• Source data

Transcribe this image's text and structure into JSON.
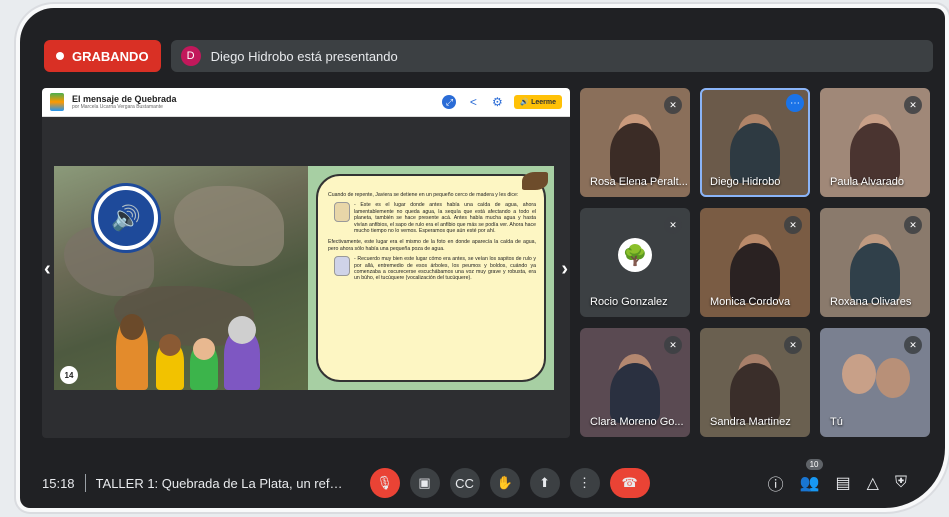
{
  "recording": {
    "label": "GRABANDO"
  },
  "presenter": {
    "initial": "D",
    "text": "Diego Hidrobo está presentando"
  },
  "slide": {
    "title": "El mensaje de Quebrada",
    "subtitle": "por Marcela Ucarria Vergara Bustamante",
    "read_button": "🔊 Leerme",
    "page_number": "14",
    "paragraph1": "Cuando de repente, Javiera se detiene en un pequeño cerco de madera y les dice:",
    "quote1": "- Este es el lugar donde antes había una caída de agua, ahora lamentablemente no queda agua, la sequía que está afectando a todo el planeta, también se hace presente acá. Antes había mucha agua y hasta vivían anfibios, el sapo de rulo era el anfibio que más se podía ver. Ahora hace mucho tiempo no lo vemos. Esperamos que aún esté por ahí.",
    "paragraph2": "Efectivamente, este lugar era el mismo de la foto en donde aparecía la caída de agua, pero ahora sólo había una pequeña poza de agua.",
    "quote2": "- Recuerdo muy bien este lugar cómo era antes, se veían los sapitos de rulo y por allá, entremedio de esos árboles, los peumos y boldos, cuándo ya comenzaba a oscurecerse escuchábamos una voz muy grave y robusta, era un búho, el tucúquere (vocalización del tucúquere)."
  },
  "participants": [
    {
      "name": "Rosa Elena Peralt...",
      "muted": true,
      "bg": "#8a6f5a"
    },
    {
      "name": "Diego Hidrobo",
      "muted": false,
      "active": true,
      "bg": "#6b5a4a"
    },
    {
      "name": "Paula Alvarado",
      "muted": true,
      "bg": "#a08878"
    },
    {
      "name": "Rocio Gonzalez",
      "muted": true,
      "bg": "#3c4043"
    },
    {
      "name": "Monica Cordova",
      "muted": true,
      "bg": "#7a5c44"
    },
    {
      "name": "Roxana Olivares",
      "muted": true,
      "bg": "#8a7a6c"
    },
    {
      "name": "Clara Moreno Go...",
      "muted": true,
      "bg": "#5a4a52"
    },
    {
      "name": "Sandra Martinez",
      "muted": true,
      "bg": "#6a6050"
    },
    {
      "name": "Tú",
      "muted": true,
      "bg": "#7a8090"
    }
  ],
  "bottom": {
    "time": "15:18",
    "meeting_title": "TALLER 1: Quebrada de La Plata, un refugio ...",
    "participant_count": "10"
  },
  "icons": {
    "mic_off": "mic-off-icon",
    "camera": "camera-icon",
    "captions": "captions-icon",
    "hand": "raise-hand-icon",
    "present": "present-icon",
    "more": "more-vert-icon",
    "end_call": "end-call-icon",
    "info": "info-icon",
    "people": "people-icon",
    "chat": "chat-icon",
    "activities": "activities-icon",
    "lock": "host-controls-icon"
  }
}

• Written instruction
Report how many lines in the listing include the word "text". Give nothing but the count.

• Task result
2